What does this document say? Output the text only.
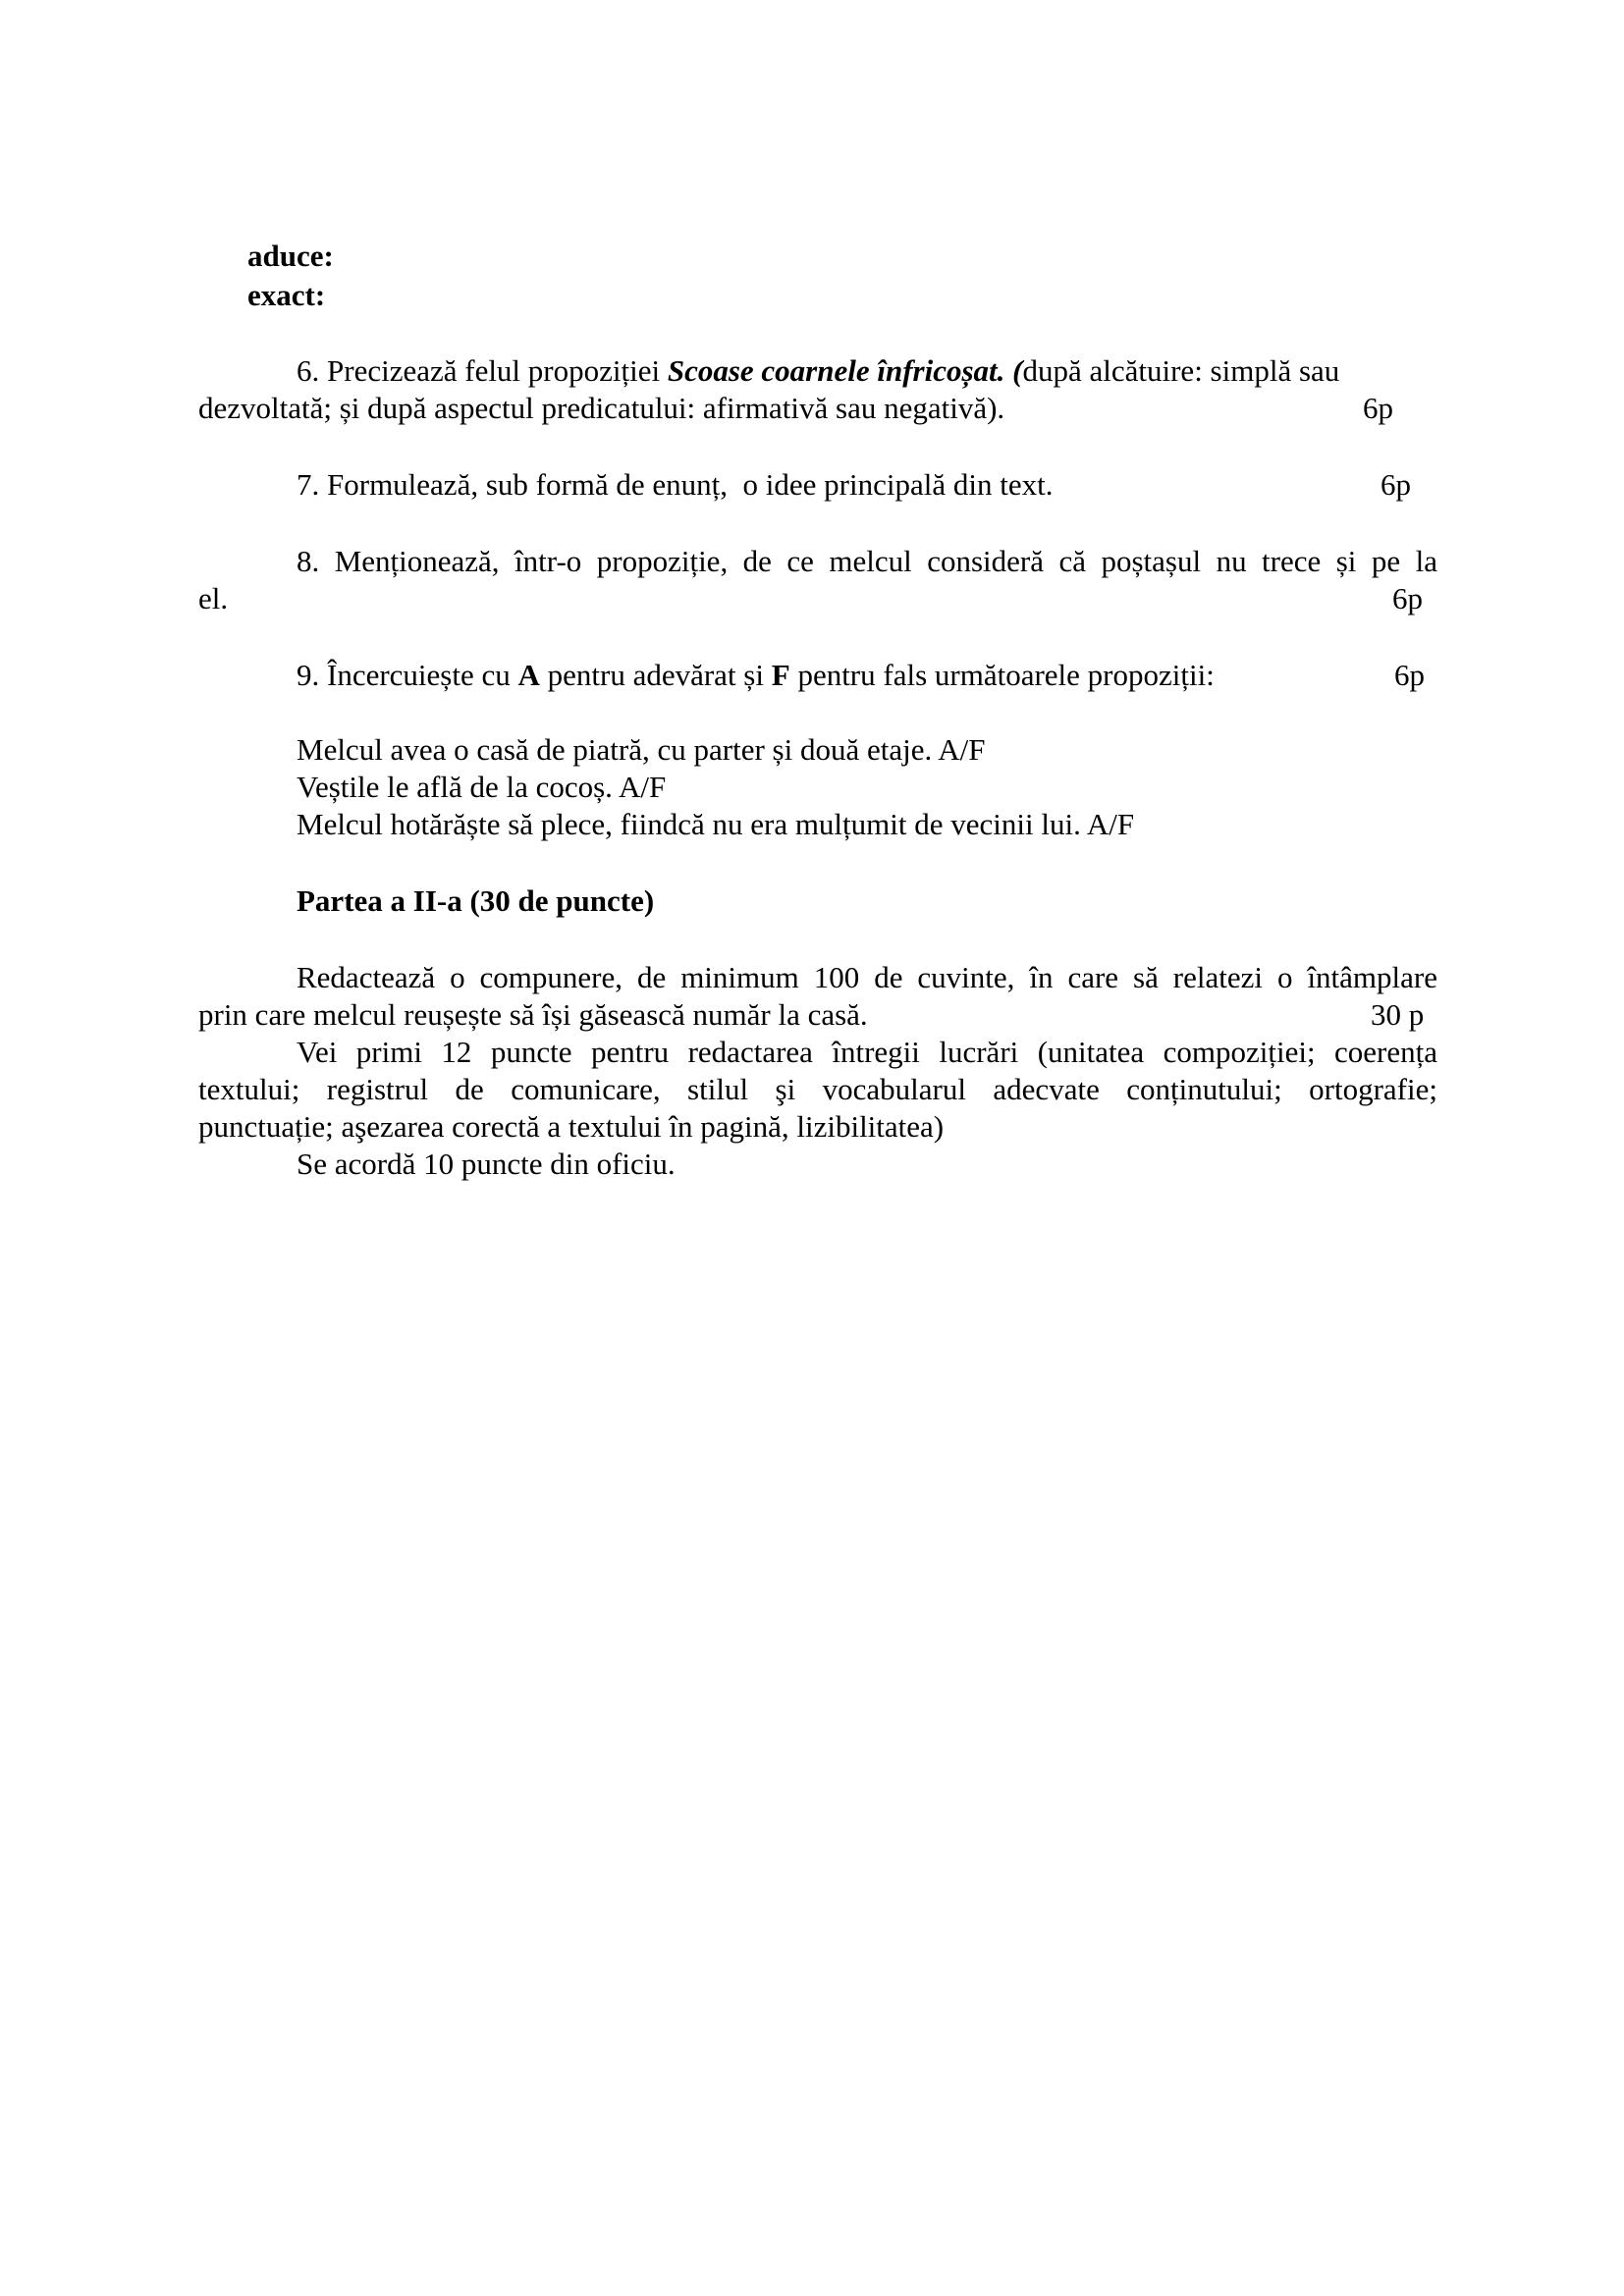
aduce:
exact:
6. Precizează felul propoziției Scoase coarnele înfricoșat. (după alcătuire: simplă sau
dezvoltată; și după aspectul predicatului: afirmativă sau negativă).	6p
7. Formulează, sub formă de enunț,  o idee principală din text.	6p
8. Menționează, într-o propoziție, de ce melcul consideră că poștașul nu trece și pe la
el.	6p
9. Încercuiește cu A pentru adevărat și F pentru fals următoarele propoziții:	6p
Melcul avea o casă de piatră, cu parter și două etaje. A/F
Veștile le află de la cocoș. A/F
Melcul hotărăște să plece, fiindcă nu era mulțumit de vecinii lui. A/F
Partea a II-a (30 de puncte)
Redactează o compunere, de minimum 100 de cuvinte, în care să relatezi o întâmplare
prin care melcul reușește să își găsească număr la casă.	30 p
Vei primi 12 puncte pentru redactarea întregii lucrări (unitatea compoziției; coerența
textului; registrul de comunicare, stilul şi vocabularul adecvate conținutului; ortografie;
punctuație; aşezarea corectă a textului în pagină, lizibilitatea)
Se acordă 10 puncte din oficiu.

• Short problem:
Which lines contain the word "pentru"? Copy each of them.

• Answer to this task:
9. Încercuiește cu A pentru adevărat și F pentru fals următoarele propoziții:	6p
Vei primi 12 puncte pentru redactarea întregii lucrări (unitatea compoziției; coerența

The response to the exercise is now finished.